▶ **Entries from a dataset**
▼

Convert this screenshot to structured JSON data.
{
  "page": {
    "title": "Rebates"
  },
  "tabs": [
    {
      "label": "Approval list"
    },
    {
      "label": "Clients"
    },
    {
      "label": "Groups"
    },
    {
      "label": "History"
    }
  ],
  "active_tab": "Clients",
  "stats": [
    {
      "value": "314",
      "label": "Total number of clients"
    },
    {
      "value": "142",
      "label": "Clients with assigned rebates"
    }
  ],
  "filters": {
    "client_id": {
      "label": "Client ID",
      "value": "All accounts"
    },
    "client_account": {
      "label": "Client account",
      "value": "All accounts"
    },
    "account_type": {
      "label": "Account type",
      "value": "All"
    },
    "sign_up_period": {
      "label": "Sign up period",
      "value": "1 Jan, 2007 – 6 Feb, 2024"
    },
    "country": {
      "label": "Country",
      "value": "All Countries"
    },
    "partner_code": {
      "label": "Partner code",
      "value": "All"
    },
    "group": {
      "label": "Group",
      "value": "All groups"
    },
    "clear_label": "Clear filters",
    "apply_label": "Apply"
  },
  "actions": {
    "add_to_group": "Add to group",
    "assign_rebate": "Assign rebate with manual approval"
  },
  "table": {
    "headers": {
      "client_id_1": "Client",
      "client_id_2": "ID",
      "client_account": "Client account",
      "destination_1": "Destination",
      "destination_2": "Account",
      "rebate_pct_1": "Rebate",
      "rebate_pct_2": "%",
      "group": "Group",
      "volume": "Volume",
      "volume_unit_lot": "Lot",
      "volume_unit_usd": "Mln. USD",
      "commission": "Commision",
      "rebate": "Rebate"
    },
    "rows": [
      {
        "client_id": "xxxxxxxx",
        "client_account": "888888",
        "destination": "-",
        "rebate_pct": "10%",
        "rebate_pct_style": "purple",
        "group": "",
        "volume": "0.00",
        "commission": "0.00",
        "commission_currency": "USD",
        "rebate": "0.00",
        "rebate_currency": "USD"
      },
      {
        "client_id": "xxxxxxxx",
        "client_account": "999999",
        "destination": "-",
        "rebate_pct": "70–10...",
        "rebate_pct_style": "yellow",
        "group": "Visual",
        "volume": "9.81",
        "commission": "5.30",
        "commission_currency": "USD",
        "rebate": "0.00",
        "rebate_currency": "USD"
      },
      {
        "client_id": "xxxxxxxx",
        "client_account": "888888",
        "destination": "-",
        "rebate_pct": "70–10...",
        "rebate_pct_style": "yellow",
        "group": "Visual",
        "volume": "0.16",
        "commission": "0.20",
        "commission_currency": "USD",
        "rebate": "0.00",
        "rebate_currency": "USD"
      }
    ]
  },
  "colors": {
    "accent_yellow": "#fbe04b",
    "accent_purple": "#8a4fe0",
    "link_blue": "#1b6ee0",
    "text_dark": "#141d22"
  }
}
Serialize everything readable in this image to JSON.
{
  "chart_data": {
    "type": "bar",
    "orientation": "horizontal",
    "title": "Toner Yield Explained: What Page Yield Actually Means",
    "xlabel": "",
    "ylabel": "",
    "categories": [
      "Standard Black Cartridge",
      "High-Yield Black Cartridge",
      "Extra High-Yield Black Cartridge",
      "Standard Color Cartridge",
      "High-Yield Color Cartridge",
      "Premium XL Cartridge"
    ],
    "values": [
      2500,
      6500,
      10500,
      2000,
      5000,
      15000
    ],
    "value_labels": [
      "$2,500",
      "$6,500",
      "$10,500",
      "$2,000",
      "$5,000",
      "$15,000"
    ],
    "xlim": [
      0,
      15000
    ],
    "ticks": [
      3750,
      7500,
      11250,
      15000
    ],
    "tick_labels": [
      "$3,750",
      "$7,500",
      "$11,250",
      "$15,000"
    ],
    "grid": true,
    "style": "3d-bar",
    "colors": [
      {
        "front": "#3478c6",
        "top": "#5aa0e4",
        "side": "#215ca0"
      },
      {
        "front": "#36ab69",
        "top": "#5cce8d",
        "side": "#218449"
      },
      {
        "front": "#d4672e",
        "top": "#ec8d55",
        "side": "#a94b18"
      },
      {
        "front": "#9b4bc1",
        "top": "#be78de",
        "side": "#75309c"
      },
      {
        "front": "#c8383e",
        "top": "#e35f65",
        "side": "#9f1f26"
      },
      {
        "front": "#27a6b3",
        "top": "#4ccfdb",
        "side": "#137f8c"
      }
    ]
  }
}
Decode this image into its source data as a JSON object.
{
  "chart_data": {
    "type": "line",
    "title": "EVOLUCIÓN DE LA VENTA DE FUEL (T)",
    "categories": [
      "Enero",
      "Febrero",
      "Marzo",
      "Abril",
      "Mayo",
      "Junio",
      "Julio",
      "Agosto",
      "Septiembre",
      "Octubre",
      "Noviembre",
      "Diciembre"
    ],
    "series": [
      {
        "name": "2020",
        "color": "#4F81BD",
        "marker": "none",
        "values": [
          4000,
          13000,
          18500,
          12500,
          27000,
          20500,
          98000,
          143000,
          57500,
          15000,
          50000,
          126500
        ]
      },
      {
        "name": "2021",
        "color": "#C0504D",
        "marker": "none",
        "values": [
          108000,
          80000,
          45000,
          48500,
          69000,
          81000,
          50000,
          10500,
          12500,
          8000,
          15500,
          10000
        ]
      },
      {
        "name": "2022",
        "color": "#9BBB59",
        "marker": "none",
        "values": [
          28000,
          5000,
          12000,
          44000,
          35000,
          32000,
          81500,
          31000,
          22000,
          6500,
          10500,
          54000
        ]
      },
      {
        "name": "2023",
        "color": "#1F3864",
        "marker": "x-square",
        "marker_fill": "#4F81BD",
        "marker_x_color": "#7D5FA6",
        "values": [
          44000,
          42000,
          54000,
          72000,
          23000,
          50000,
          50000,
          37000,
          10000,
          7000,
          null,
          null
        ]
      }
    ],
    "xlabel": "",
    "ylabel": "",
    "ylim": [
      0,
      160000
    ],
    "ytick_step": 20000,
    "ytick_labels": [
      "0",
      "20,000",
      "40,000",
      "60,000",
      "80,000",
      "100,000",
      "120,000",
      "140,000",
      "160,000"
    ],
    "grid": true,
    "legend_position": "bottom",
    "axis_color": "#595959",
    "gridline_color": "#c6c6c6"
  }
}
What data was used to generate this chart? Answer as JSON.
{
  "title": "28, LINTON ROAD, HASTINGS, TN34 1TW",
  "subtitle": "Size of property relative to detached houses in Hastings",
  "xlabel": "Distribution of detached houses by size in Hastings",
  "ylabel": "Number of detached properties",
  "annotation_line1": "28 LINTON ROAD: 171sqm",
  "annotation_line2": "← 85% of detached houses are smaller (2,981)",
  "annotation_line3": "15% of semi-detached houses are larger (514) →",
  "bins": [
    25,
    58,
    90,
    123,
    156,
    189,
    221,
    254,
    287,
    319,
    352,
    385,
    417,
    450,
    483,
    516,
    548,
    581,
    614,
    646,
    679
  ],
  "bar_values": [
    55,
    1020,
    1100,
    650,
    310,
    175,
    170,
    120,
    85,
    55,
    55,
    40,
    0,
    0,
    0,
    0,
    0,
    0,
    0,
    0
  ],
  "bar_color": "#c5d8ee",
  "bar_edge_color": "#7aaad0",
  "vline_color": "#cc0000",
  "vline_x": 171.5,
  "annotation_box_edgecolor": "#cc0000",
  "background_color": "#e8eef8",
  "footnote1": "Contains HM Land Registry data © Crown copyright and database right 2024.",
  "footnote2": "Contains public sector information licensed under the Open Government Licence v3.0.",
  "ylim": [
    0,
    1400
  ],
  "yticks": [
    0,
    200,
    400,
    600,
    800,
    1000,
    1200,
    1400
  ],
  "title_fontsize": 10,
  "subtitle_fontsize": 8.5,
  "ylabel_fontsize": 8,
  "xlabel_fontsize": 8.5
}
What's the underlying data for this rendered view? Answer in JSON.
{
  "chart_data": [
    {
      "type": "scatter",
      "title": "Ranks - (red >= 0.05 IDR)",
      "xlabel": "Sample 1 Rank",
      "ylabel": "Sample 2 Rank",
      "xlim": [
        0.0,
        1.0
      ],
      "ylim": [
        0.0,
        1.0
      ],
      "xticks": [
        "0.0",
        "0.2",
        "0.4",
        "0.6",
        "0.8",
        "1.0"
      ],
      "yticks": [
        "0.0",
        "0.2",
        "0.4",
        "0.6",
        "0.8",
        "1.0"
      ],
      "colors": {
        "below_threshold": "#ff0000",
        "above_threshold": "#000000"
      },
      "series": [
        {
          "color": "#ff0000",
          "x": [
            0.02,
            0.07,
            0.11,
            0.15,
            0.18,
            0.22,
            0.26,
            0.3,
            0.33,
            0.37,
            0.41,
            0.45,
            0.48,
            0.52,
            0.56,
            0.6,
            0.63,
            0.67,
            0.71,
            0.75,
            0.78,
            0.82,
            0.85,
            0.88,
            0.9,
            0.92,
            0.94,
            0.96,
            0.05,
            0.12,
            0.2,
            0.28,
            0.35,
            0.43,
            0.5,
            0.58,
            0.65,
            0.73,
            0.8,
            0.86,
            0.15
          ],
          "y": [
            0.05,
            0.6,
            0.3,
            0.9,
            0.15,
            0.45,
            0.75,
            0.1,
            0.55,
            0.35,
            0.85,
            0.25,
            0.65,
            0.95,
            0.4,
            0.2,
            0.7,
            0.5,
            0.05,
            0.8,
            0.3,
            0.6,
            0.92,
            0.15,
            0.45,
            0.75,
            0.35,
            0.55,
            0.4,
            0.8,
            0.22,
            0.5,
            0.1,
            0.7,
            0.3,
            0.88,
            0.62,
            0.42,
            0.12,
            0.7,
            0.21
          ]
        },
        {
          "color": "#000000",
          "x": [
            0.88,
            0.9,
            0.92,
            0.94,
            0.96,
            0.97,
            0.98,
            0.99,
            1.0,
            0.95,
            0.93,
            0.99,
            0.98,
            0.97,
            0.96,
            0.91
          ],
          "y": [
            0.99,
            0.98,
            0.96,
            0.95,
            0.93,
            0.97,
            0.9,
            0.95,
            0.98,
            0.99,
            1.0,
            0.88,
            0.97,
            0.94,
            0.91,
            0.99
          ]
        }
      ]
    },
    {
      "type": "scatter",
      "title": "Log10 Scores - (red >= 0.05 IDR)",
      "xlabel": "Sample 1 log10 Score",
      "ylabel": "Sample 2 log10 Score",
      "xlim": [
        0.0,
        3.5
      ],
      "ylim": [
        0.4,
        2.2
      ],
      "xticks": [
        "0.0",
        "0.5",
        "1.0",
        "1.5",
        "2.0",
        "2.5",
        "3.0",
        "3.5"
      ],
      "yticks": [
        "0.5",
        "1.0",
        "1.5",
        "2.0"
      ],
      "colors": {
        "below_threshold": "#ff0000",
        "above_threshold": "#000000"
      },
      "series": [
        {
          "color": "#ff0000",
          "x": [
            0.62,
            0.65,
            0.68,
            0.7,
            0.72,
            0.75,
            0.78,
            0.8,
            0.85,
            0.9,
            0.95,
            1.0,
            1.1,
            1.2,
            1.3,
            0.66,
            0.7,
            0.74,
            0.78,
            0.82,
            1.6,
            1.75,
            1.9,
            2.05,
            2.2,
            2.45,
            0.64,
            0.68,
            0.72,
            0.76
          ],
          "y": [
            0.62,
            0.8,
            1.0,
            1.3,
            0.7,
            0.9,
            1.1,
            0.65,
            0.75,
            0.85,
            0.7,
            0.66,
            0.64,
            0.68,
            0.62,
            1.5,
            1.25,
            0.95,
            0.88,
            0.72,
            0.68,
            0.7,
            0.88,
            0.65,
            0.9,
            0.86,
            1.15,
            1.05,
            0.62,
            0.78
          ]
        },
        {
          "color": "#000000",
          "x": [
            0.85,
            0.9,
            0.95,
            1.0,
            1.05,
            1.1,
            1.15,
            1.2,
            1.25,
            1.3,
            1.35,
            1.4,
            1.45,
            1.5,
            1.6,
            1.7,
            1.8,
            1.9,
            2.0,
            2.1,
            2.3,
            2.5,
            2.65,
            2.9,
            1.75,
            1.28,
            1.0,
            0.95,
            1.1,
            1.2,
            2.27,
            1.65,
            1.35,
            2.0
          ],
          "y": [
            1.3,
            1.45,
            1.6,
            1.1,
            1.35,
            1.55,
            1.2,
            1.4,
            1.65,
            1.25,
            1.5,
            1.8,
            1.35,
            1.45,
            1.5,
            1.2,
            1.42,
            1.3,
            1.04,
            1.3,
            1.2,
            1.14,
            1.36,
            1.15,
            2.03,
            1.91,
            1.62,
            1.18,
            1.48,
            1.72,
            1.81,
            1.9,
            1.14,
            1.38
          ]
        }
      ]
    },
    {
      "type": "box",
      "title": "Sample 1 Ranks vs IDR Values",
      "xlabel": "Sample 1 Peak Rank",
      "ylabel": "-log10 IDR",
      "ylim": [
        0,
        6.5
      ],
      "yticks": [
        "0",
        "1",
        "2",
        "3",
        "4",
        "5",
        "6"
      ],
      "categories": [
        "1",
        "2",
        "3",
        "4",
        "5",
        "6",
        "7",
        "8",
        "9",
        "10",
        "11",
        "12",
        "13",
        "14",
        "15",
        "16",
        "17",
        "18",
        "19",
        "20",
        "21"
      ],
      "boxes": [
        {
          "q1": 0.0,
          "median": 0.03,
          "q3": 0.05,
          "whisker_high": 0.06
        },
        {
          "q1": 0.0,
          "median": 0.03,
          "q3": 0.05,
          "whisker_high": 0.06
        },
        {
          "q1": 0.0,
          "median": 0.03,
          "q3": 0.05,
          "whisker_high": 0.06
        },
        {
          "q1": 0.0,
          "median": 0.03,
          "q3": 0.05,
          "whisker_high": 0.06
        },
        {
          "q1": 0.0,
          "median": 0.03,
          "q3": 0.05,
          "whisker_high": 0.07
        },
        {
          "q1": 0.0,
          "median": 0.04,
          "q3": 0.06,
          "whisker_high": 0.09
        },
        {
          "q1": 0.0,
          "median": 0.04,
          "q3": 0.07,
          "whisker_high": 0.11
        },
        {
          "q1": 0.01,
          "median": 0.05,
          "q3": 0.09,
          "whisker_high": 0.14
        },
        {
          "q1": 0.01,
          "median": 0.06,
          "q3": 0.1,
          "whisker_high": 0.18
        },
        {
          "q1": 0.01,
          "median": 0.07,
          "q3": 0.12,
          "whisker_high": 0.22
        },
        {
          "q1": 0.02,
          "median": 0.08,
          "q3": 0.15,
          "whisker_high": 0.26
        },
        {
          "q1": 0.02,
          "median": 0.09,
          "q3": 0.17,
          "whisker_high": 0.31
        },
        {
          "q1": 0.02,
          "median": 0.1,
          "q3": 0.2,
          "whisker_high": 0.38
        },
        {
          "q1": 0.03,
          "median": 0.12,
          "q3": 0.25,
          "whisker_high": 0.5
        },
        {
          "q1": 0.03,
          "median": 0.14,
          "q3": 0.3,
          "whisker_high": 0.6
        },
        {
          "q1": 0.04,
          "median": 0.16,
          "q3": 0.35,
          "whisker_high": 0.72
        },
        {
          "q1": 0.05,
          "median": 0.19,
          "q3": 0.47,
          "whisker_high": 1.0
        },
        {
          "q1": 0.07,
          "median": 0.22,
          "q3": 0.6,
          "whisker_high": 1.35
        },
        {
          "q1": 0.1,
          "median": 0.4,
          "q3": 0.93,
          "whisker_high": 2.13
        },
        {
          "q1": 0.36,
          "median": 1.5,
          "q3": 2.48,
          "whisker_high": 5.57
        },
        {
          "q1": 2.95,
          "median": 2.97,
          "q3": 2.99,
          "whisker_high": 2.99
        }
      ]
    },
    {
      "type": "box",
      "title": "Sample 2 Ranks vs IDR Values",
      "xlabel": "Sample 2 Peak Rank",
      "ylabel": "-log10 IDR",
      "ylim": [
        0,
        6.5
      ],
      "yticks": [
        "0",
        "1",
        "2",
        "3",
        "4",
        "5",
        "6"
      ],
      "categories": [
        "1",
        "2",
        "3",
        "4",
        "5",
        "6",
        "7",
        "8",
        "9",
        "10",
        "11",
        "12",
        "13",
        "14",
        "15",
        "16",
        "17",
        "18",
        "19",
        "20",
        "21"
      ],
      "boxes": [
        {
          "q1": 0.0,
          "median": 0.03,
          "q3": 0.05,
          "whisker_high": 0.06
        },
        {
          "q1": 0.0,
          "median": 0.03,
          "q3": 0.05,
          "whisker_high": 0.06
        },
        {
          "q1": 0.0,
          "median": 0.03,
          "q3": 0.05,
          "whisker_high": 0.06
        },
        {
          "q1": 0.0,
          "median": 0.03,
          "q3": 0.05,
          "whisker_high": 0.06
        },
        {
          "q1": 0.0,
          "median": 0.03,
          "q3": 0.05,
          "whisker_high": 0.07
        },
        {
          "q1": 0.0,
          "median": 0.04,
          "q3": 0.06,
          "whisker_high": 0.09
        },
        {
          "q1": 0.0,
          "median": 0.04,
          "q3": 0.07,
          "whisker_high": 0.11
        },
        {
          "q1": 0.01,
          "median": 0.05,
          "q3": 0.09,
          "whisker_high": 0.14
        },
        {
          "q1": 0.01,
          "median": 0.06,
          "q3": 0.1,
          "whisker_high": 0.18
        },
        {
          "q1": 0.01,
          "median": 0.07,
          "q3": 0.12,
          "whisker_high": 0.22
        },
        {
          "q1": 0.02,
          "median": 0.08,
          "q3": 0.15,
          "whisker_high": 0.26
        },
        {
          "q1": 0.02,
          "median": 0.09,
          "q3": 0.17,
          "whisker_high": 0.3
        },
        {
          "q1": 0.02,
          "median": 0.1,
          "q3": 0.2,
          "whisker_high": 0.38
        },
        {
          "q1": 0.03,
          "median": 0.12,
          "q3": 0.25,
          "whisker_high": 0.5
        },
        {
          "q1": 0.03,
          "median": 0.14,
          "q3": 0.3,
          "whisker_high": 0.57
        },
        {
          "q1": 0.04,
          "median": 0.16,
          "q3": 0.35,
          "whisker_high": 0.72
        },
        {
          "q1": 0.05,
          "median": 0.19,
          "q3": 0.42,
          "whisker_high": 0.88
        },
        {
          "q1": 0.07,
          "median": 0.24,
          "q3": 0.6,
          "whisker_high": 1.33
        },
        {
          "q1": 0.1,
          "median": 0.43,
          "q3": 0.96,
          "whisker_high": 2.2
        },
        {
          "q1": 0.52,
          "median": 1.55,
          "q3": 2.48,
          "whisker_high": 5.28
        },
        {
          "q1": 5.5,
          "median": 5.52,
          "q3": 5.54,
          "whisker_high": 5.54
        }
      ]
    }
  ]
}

▲

▶ **WHAT THE TASK ASKS**
Across the records, how many lines contain "with"? Only the number should be given.

▶ **WRITTEN SOLUTION**
2